* Défis:
a. Selon le texte sur les sols agricoles, que constitue la base fondamentale de l’agriculture ?
b. Relevez toutes les catégories de productions agricoles citées dans le texte sur les sols agricoles.
c. Rédigez la suite du texte sur les sols agricoles à partir de sa dernière phrase.

Et si avant les labels, on s’intéresserait d’abord aux sols ?

Le débat sur l’agriculture se cristallise trop souvent sur l’usage ou non des pesticides… Mais avant même de se poser cette question, intéressons-nous d'abord aux sols : la base fondamentale de l’agriculture. Pour bien comprendre, commençons par un rapide tour d'horizon des différents enjeux. 

Des enjeux multiples pour l’agriculture

  • Il y a d’abord un enjeu quantitatif lié au rendement d’une surface agricole. Pouvons-nous obtenir des rendements suffisants pour nourrir tout le monde ? Attention à ne pas considérer ici uniquement les volumes produits, car tous les légumes, tous les fruits, toutes les céréales ne se valent pas d’un point de vue nutritionnel.

* Liste des données:
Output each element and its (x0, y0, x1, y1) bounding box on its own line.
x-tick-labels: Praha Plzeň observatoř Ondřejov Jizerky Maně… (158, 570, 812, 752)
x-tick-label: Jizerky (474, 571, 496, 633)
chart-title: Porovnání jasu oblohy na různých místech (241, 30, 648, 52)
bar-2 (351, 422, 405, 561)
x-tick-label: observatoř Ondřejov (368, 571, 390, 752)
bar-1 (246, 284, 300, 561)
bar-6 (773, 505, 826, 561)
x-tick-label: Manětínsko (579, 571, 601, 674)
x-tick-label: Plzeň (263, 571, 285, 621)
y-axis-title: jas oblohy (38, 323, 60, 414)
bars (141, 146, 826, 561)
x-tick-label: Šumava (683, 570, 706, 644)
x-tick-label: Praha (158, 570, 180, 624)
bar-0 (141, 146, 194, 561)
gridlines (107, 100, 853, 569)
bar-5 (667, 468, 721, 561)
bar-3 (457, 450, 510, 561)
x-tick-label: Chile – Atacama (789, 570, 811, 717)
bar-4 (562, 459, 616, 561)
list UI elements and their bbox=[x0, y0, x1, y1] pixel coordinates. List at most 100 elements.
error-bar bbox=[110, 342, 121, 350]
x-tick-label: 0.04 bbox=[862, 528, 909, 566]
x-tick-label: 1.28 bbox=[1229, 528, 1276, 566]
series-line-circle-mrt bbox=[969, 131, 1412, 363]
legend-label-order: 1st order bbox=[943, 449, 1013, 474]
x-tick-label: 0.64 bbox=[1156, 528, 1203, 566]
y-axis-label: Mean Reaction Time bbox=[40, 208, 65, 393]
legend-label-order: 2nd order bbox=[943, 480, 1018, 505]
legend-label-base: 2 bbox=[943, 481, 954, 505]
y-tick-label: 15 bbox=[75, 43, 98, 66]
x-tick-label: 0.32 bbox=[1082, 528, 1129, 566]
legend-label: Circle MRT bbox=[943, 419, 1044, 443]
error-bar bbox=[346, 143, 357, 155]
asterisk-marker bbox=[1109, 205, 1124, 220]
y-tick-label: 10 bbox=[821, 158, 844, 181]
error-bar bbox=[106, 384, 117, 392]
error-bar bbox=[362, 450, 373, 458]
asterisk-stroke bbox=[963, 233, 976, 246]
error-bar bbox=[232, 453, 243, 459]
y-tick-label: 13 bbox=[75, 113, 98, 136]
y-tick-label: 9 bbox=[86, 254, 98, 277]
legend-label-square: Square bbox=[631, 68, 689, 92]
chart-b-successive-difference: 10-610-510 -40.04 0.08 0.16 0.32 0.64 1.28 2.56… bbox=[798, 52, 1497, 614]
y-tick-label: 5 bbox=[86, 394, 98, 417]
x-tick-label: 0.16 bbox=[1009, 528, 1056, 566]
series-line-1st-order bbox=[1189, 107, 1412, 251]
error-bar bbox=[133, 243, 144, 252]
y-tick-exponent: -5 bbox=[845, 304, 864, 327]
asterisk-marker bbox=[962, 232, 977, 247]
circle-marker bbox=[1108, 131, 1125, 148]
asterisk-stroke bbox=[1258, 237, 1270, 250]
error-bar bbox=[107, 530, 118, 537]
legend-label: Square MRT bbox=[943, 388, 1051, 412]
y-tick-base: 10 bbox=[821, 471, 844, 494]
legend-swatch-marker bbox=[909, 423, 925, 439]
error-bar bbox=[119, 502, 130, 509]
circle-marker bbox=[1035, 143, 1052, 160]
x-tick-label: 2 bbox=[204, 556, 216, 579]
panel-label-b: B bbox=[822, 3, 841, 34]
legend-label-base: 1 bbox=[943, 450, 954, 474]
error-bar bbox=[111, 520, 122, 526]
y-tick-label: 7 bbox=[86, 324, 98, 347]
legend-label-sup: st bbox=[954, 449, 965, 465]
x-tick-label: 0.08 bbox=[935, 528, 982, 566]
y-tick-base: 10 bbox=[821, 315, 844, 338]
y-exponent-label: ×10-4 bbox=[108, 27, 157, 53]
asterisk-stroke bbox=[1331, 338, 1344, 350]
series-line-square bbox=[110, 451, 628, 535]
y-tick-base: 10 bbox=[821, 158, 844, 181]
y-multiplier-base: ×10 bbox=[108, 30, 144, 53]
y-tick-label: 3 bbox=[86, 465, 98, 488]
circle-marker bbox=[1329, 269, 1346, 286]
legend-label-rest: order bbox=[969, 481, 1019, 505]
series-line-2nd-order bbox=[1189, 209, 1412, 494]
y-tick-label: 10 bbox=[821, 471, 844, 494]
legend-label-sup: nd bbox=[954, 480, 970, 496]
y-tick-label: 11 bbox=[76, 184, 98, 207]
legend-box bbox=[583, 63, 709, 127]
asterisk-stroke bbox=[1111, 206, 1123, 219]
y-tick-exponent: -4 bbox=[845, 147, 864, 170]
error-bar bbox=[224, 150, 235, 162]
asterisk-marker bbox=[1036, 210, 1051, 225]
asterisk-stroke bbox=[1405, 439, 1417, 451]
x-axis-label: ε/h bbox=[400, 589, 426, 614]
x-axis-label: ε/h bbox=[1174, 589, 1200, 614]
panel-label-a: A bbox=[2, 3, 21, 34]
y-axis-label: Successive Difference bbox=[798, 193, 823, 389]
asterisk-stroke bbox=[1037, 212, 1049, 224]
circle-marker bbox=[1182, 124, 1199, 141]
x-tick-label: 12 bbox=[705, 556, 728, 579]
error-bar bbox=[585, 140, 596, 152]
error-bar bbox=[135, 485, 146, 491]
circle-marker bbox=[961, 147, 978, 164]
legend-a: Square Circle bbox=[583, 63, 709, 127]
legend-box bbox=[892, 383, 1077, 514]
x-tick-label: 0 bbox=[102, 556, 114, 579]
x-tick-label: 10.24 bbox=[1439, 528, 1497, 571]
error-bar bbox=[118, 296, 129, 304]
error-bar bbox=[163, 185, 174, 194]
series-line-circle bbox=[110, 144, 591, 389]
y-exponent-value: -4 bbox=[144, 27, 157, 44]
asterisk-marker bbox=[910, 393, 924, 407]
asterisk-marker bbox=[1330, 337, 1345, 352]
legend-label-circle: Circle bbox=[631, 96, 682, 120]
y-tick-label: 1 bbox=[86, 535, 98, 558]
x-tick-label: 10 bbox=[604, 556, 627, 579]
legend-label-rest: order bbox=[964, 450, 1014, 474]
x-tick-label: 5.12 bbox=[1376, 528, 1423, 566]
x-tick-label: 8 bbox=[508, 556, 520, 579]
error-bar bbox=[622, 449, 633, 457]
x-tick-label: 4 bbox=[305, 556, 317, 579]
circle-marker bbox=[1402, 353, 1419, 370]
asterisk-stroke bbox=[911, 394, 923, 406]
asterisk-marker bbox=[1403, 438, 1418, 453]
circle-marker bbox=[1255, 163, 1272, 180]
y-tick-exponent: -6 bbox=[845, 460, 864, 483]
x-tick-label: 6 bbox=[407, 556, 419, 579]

* Corrigé des exercices:
a. Les sols.

b. Légumes, fruits, céréales

c.
  • L’enjeu de santé humaine est aussi de plus en plus important : ce qui est produit est-il exempt de risque pour la santé ? On pense bien sûr aux substances présentes dans les aliments, mais il y a aussi les risques liés à l’impact sur l’environnement du mode de culture (contaminations des nappes phréatiques, de l’écosystème, défrichement, ruissellement…).
  • Du point de vue de la santé végétale, on cherche à éviter ce qui peut endommager voire réduire les récoltes, comme les insectes ravageurs ou les moisissures. Et à l’inverse, trouver des moyens de protéger les cultures de ces dangers potentiels.
  • Autre enjeu : l’acceptabilité des produits par les consommateurs, en termes de goût, bien sûr, mais aussi d’apparence, de texture, de durée de conservation et de prix d’achat.
  • La question économique est aussi d'une importance majeure : la culture est-elle viable pour celui qui la produit ? Et nous ne parlons pas seulement d'un horizon court terme. Elle doit l’être sur plusieurs années, ce qui pose la question de la viabilité réelle des monocultures à grande échelle et surtout des cultures basées sur les seuls apports en engrais.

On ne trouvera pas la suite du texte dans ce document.